Dataset content:

□ □ □

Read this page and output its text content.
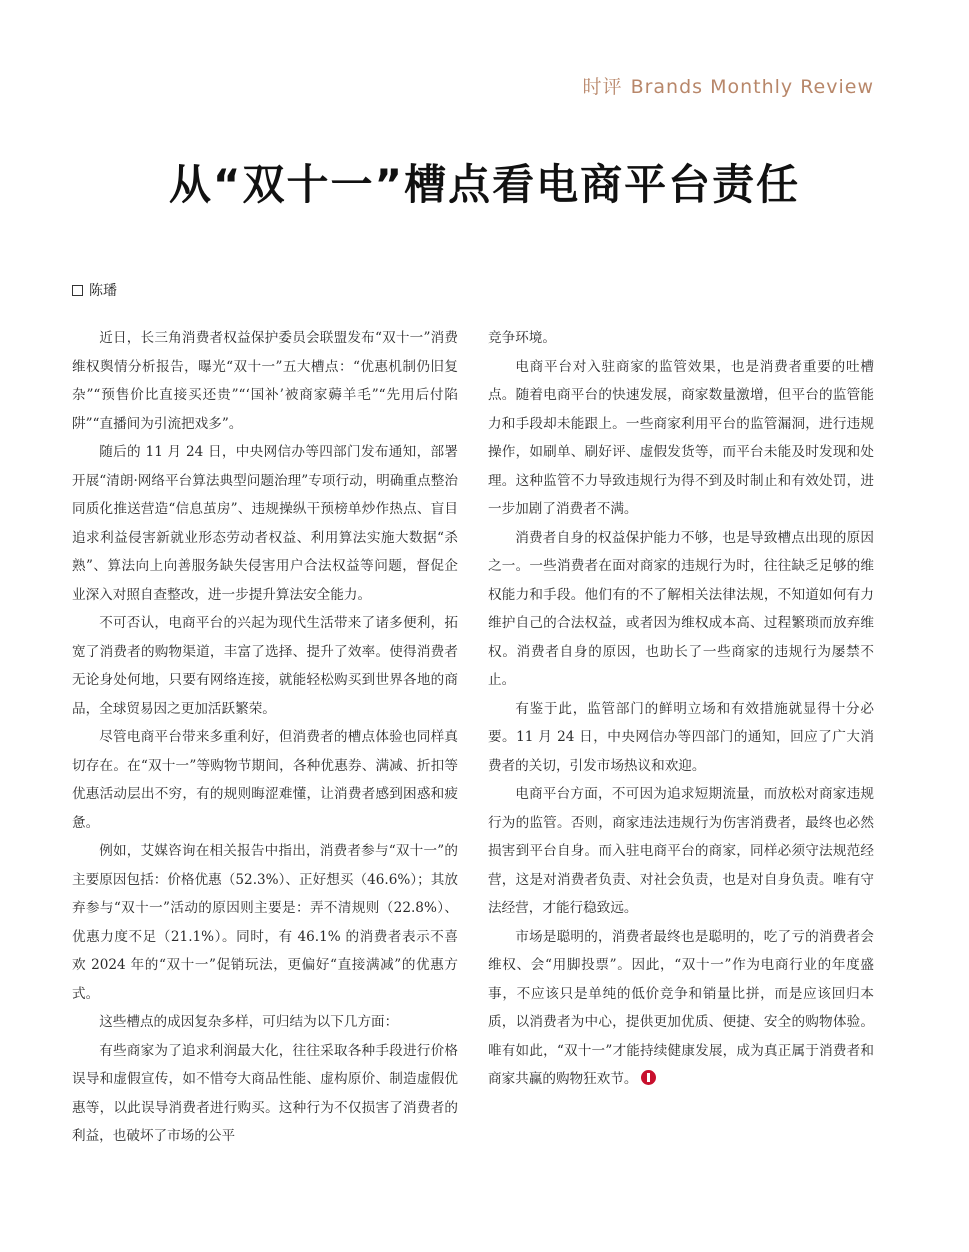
时评 Brands Monthly Review
从“双十一”槽点看电商平台责任
陈璠

近日，长三角消费者权益保护委员会联盟发布“双十一”消费维权舆情分析报告，曝光“双十一”五大槽点：“优惠机制仍旧复杂”“预售价比直接买还贵”“‘国补’被商家薅羊毛”“先用后付陷阱”“直播间为引流把戏多”。

随后的 11 月 24 日，中央网信办等四部门发布通知，部署开展“清朗·网络平台算法典型问题治理”专项行动，明确重点整治同质化推送营造“信息茧房”、违规操纵干预榜单炒作热点、盲目追求利益侵害新就业形态劳动者权益、利用算法实施大数据“杀熟”、算法向上向善服务缺失侵害用户合法权益等问题，督促企业深入对照自查整改，进一步提升算法安全能力。

不可否认，电商平台的兴起为现代生活带来了诸多便利，拓宽了消费者的购物渠道，丰富了选择、提升了效率。使得消费者无论身处何地，只要有网络连接，就能轻松购买到世界各地的商品，全球贸易因之更加活跃繁荣。

尽管电商平台带来多重利好，但消费者的槽点体验也同样真切存在。在“双十一”等购物节期间，各种优惠券、满减、折扣等优惠活动层出不穷，有的规则晦涩难懂，让消费者感到困惑和疲惫。

例如，艾媒咨询在相关报告中指出，消费者参与“双十一”的主要原因包括：价格优惠（52.3%）、正好想买（46.6%）；其放弃参与“双十一”活动的原因则主要是：弄不清规则（22.8%）、优惠力度不足（21.1%）。同时，有 46.1% 的消费者表示不喜欢 2024 年的“双十一”促销玩法，更偏好“直接满减”的优惠方式。

这些槽点的成因复杂多样，可归结为以下几方面：

有些商家为了追求利润最大化，往往采取各种手段进行价格误导和虚假宣传，如不惜夸大商品性能、虚构原价、制造虚假优惠等，以此误导消费者进行购买。这种行为不仅损害了消费者的利益，也破坏了市场的公平

竞争环境。

电商平台对入驻商家的监管效果，也是消费者重要的吐槽点。随着电商平台的快速发展，商家数量激增，但平台的监管能力和手段却未能跟上。一些商家利用平台的监管漏洞，进行违规操作，如刷单、刷好评、虚假发货等，而平台未能及时发现和处理。这种监管不力导致违规行为得不到及时制止和有效处罚，进一步加剧了消费者不满。

消费者自身的权益保护能力不够，也是导致槽点出现的原因之一。一些消费者在面对商家的违规行为时，往往缺乏足够的维权能力和手段。他们有的不了解相关法律法规，不知道如何有力维护自己的合法权益，或者因为维权成本高、过程繁琐而放弃维权。消费者自身的原因，也助长了一些商家的违规行为屡禁不止。

有鉴于此，监管部门的鲜明立场和有效措施就显得十分必要。11 月 24 日，中央网信办等四部门的通知，回应了广大消费者的关切，引发市场热议和欢迎。

电商平台方面，不可因为追求短期流量，而放松对商家违规行为的监管。否则，商家违法违规行为伤害消费者，最终也必然损害到平台自身。而入驻电商平台的商家，同样必须守法规范经营，这是对消费者负责、对社会负责，也是对自身负责。唯有守法经营，才能行稳致远。

市场是聪明的，消费者最终也是聪明的，吃了亏的消费者会维权、会“用脚投票”。因此，“双十一”作为电商行业的年度盛事，不应该只是单纯的低价竞争和销量比拼，而是应该回归本质，以消费者为中心，提供更加优质、便捷、安全的购物体验。唯有如此，“双十一”才能持续健康发展，成为真正属于消费者和商家共赢的购物狂欢节。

□ □ □

Stated task: Nothing in the entries above should change when they are printed again, except that the pictures are dropped.

Output of the exercise:
Read this page and output its text content.
时评 Brands Monthly Review
从“双十一”槽点看电商平台责任
陈璠

近日，长三角消费者权益保护委员会联盟发布“双十一”消费维权舆情分析报告，曝光“双十一”五大槽点：“优惠机制仍旧复杂”“预售价比直接买还贵”“‘国补’被商家薅羊毛”“先用后付陷阱”“直播间为引流把戏多”。

随后的 11 月 24 日，中央网信办等四部门发布通知，部署开展“清朗·网络平台算法典型问题治理”专项行动，明确重点整治同质化推送营造“信息茧房”、违规操纵干预榜单炒作热点、盲目追求利益侵害新就业形态劳动者权益、利用算法实施大数据“杀熟”、算法向上向善服务缺失侵害用户合法权益等问题，督促企业深入对照自查整改，进一步提升算法安全能力。

不可否认，电商平台的兴起为现代生活带来了诸多便利，拓宽了消费者的购物渠道，丰富了选择、提升了效率。使得消费者无论身处何地，只要有网络连接，就能轻松购买到世界各地的商品，全球贸易因之更加活跃繁荣。

尽管电商平台带来多重利好，但消费者的槽点体验也同样真切存在。在“双十一”等购物节期间，各种优惠券、满减、折扣等优惠活动层出不穷，有的规则晦涩难懂，让消费者感到困惑和疲惫。

例如，艾媒咨询在相关报告中指出，消费者参与“双十一”的主要原因包括：价格优惠（52.3%）、正好想买（46.6%）；其放弃参与“双十一”活动的原因则主要是：弄不清规则（22.8%）、优惠力度不足（21.1%）。同时，有 46.1% 的消费者表示不喜欢 2024 年的“双十一”促销玩法，更偏好“直接满减”的优惠方式。

这些槽点的成因复杂多样，可归结为以下几方面：

有些商家为了追求利润最大化，往往采取各种手段进行价格误导和虚假宣传，如不惜夸大商品性能、虚构原价、制造虚假优惠等，以此误导消费者进行购买。这种行为不仅损害了消费者的利益，也破坏了市场的公平

竞争环境。

电商平台对入驻商家的监管效果，也是消费者重要的吐槽点。随着电商平台的快速发展，商家数量激增，但平台的监管能力和手段却未能跟上。一些商家利用平台的监管漏洞，进行违规操作，如刷单、刷好评、虚假发货等，而平台未能及时发现和处理。这种监管不力导致违规行为得不到及时制止和有效处罚，进一步加剧了消费者不满。

消费者自身的权益保护能力不够，也是导致槽点出现的原因之一。一些消费者在面对商家的违规行为时，往往缺乏足够的维权能力和手段。他们有的不了解相关法律法规，不知道如何有力维护自己的合法权益，或者因为维权成本高、过程繁琐而放弃维权。消费者自身的原因，也助长了一些商家的违规行为屡禁不止。

有鉴于此，监管部门的鲜明立场和有效措施就显得十分必要。11 月 24 日，中央网信办等四部门的通知，回应了广大消费者的关切，引发市场热议和欢迎。

电商平台方面，不可因为追求短期流量，而放松对商家违规行为的监管。否则，商家违法违规行为伤害消费者，最终也必然损害到平台自身。而入驻电商平台的商家，同样必须守法规范经营，这是对消费者负责、对社会负责，也是对自身负责。唯有守法经营，才能行稳致远。

市场是聪明的，消费者最终也是聪明的，吃了亏的消费者会维权、会“用脚投票”。因此，“双十一”作为电商行业的年度盛事，不应该只是单纯的低价竞争和销量比拼，而是应该回归本质，以消费者为中心，提供更加优质、便捷、安全的购物体验。唯有如此，“双十一”才能持续健康发展，成为真正属于消费者和商家共赢的购物狂欢节。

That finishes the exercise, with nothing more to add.